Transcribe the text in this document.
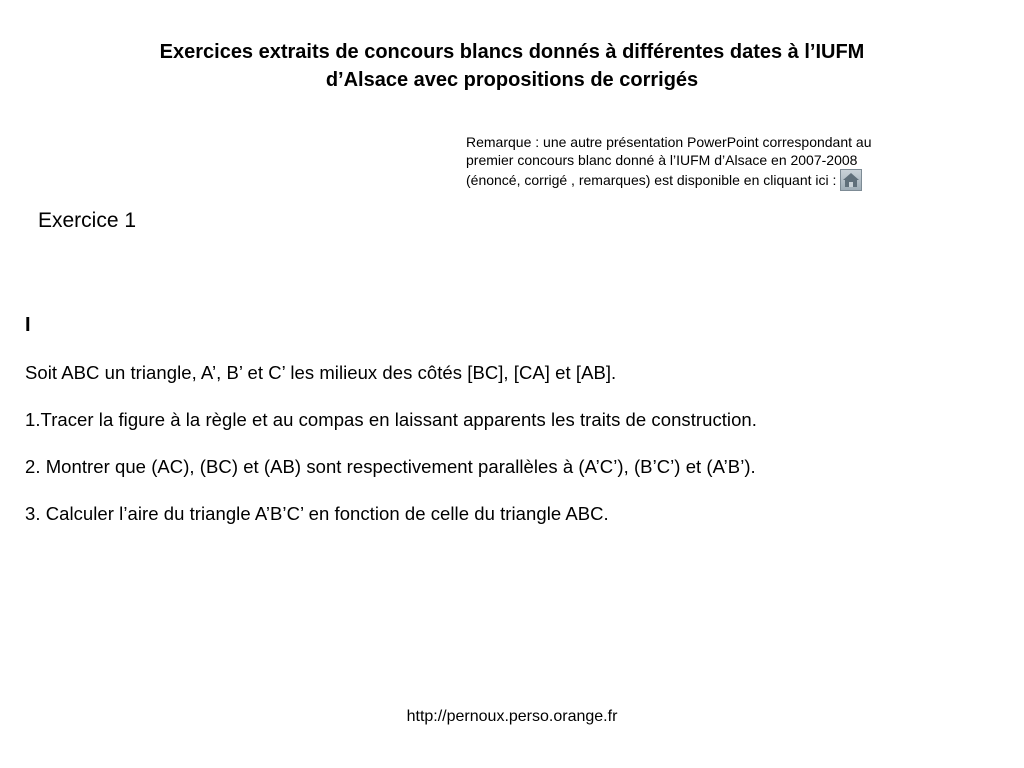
Exercices extraits de concours blancs donnés à différentes dates à l’IUFM
d’Alsace avec propositions de corrigés
Remarque : une autre présentation PowerPoint correspondant au
premier concours blanc donné à l’IUFM d’Alsace en 2007-2008
(énoncé, corrigé , remarques) est disponible en cliquant ici :
Exercice 1
I
Soit ABC un triangle, A’, B’ et C’ les milieux des côtés [BC], [CA] et [AB].
1.Tracer la figure à la règle et au compas en laissant apparents les traits de construction.
2. Montrer que (AC), (BC) et (AB) sont respectivement parallèles à (A’C’), (B’C’) et (A’B’).
3. Calculer l’aire du triangle A’B’C’ en fonction de celle du triangle ABC.
http://pernoux.perso.orange.fr
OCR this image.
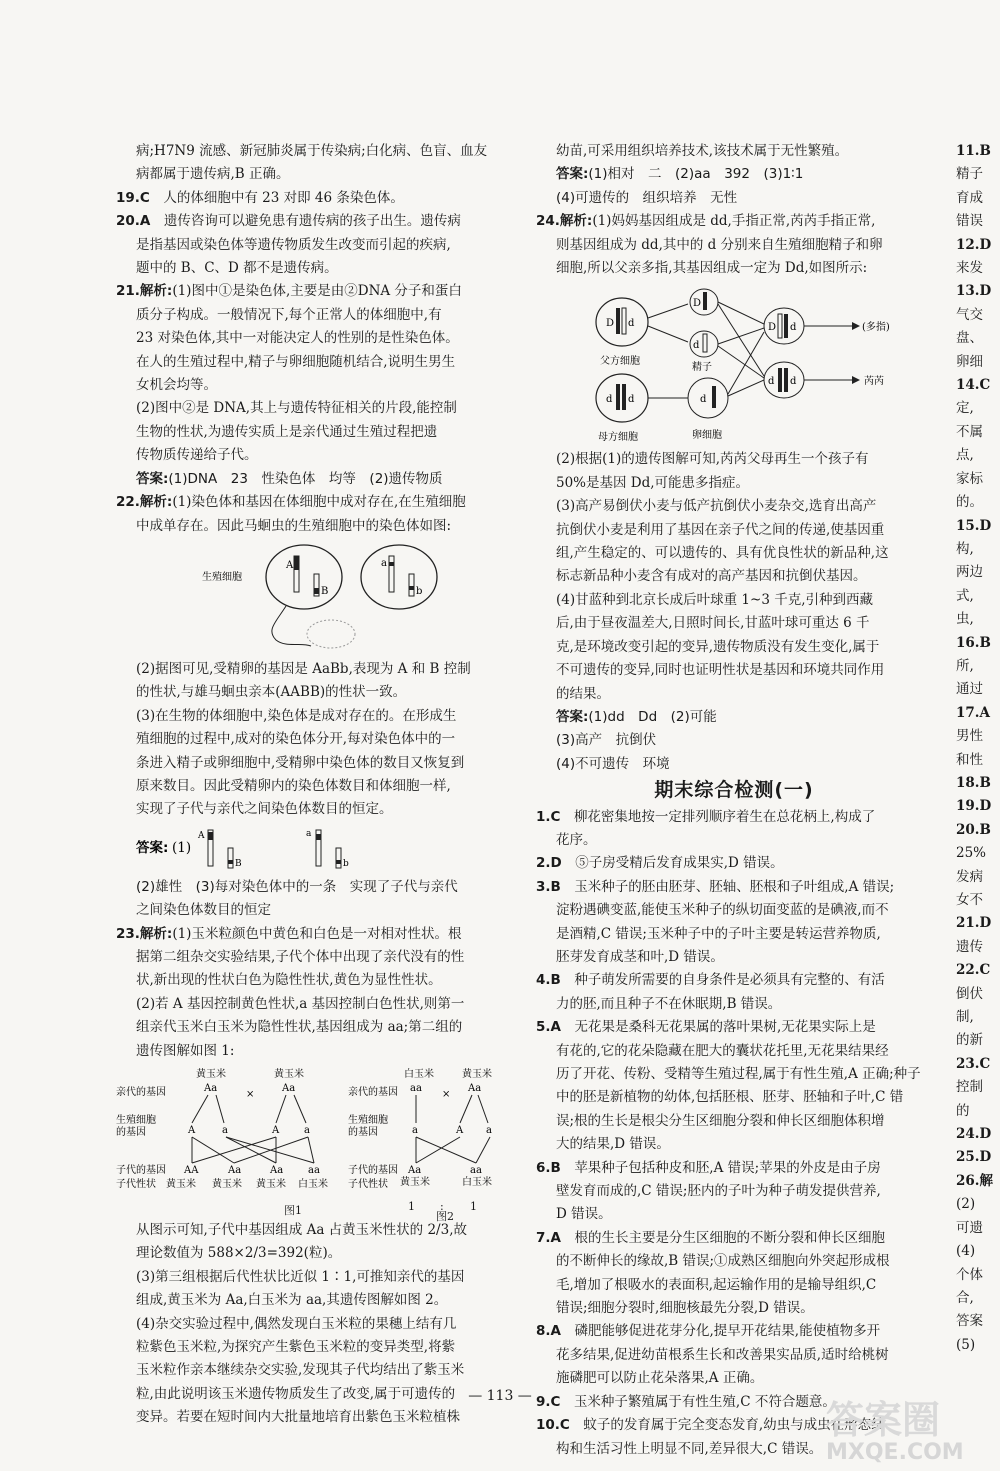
病;H7N9 流感、新冠肺炎属于传染病;白化病、色盲、血友

病都属于遗传病,B 正确。

19.C　 人的体细胞中有 23 对即 46 条染色体。

20.A　 遗传咨询可以避免患有遗传病的孩子出生。遗传病

是指基因或染色体等遗传物质发生改变而引起的疾病,

题中的 B、C、D 都不是遗传病。

21.解析:(1)图中①是染色体,主要是由②DNA 分子和蛋白

质分子构成。一般情况下,每个正常人的体细胞中,有

23 对染色体,其中一对能决定人的性别的是性染色体。

在人的生殖过程中,精子与卵细胞随机结合,说明生男生

女机会均等。

(2)图中②是 DNA,其上与遗传特征相关的片段,能控制

生物的性状,为遗传实质上是亲代通过生殖过程把遗

传物质传递给子代。

答案:(1)DNA　23　性染色体　均等　(2)遗传物质

22.解析:(1)染色体和基因在体细胞中成对存在,在生殖细胞

中成单存在。因此马蛔虫的生殖细胞中的染色体如图:

生殖细胞
A
B
a
b

(2)据图可见,受精卵的基因是 AaBb,表现为 A 和 B 控制

的性状,与雄马蛔虫亲本(AABB)的性状一致。

(3)在生物的体细胞中,染色体是成对存在的。在形成生

殖细胞的过程中,成对的染色体分开,每对染色体中的一

条进入精子或卵细胞中,受精卵中染色体的数目又恢复到

原来数目。因此受精卵内的染色体数目和体细胞一样,

实现了子代与亲代之间染色体数目的恒定。

答案: (1)
A
B
a
b

(2)雄性　(3)每对染色体中的一条　实现了子代与亲代

之间染色体数目的恒定

23.解析:(1)玉米粒颜色中黄色和白色是一对相对性状。根

据第二组杂交实验结果,子代个体中出现了亲代没有的性

状,新出现的性状白色为隐性性状,黄色为显性性状。

(2)若 A 基因控制黄色性状,a 基因控制白色性状,则第一

组亲代玉米白玉米为隐性性状,基因组成为 aa;第二组的

遗传图解如图 1:

黄玉米	黄玉米
亲代的基因	Aa
×
Aa
生殖细胞
的基因	A	a	A a
子代的基因 AA	Aa	Aa aa
子代性状 黄玉米 黄玉米 黄玉米 白玉米
白玉米	黄玉米
亲代的基因 aa
×
Aa
生殖细胞
的基因	a	A a
子代的基因 Aa	aa
子代性状 黄玉米	白玉米
图1	1 : 1
图2

从图示可知,子代中基因组成 Aa 占黄玉米性状的 2/3,故

理论数值为 588×2/3=392(粒)。

(3)第三组根据后代性状比近似 1∶1,可推知亲代的基因

组成,黄玉米为 Aa,白玉米为 aa,其遗传图解如图 2。

(4)杂交实验过程中,偶然发现白玉米粒的果穗上结有几

粒紫色玉米粒,为探究产生紫色玉米粒的变异类型,将紫

玉米粒作亲本继续杂交实验,发现其子代均结出了紫玉米

粒,由此说明该玉米遗传物质发生了改变,属于可遗传的

变异。若要在短时间内大批量地培育出紫色玉米粒植株

幼苗,可采用组织培养技术,该技术属于无性繁殖。

答案:(1)相对　二　(2)aa　392　(3)1∶1

(4)可遗传的　组织培养　无性

24.解析:(1)妈妈基因组成是 dd,手指正常,芮芮手指正常,

则基因组成为 dd,其中的 d 分别来自生殖细胞精子和卵

细胞,所以父亲多指,其基因组成一定为 Dd,如图所示:

D d
父方细胞
d d
母方细胞
D
d
精子
d
卵细胞
D d
d d
(多指)
芮芮

(2)根据(1)的遗传图解可知,芮芮父母再生一个孩子有

50%是基因 Dd,可能患多指症。

(3)高产易倒伏小麦与低产抗倒伏小麦杂交,选育出高产

抗倒伏小麦是利用了基因在亲子代之间的传递,使基因重

组,产生稳定的、可以遗传的、具有优良性状的新品种,这

标志新品种小麦含有成对的高产基因和抗倒伏基因。

(4)甘蓝种到北京长成后叶球重 1~3 千克,引种到西藏

后,由于昼夜温差大,日照时间长,甘蓝叶球可重达 6 千

克,是环境改变引起的变异,遗传物质没有发生变化,属于

不可遗传的变异,同时也证明性状是基因和环境共同作用

的结果。

答案:(1)dd　Dd　(2)可能

(3)高产　抗倒伏

(4)不可遗传　环境

期末综合检测(一)

1.C　 柳花密集地按一定排列顺序着生在总花柄上,构成了

花序。

2.D　 ⑤子房受精后发育成果实,D 错误。

3.B　 玉米种子的胚由胚芽、胚轴、胚根和子叶组成,A 错误;

淀粉遇碘变蓝,能使玉米种子的纵切面变蓝的是碘液,而不

是酒精,C 错误;玉米种子中的子叶主要是转运营养物质,

胚芽发育成茎和叶,D 错误。

4.B　 种子萌发所需要的自身条件是必须具有完整的、有活

力的胚,而且种子不在休眠期,B 错误。

5.A　 无花果是桑科无花果属的落叶果树,无花果实际上是

有花的,它的花朵隐藏在肥大的囊状花托里,无花果结果经

历了开花、传粉、受精等生殖过程,属于有性生殖,A 正确;种子

中的胚是新植物的幼体,包括胚根、胚芽、胚轴和子叶,C 错

误;根的生长是根尖分生区细胞分裂和伸长区细胞体积增

大的结果,D 错误。

6.B　 苹果种子包括种皮和胚,A 错误;苹果的外皮是由子房

壁发育而成的,C 错误;胚内的子叶为种子萌发提供营养,

D 错误。

7.A　 根的生长主要是分生区细胞的不断分裂和伸长区细胞

的不断伸长的缘故,B 错误;①成熟区细胞向外突起形成根

毛,增加了根吸水的表面积,起运输作用的是输导组织,C

错误;细胞分裂时,细胞核最先分裂,D 错误。

8.A　 磷肥能够促进花芽分化,提早开花结果,能使植物多开

花多结果,促进幼苗根系生长和改善果实品质,适时给桃树

施磷肥可以防止花朵落果,A 正确。

9.C　 玉米种子繁殖属于有性生殖,C 不符合题意。

10.C　 蚊子的发育属于完全变态发育,幼虫与成虫在形态结

构和生活习性上明显不同,差异很大,C 错误。

11.B
精子
育成
错误
12.D
来发
13.D
气交
盘、
卵细
14.C
定,
不属
点,
家标
的。
15.D
构,
两边
式,
虫,
16.B
所,
通过
17.A
男性
和性
18.B
19.D
20.B
25%
发病
女不
21.D
遗传
22.C
倒伏
制,
的新
23.C
控制
的
24.D
25.D
26.解
(2)
可遗
(4)
个体
合,
答案
(5)
— 113 —
答案圈
MXQE.COM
-=-=-
Filter the entries down to the lines containing "IUFM". Copy each of those lines.

* [PROBLEM SOLUTION]
Exercices extraits de concours blancs donnés à différentes dates à l’IUFM
premier concours blanc donné à l’IUFM d’Alsace en 2007-2008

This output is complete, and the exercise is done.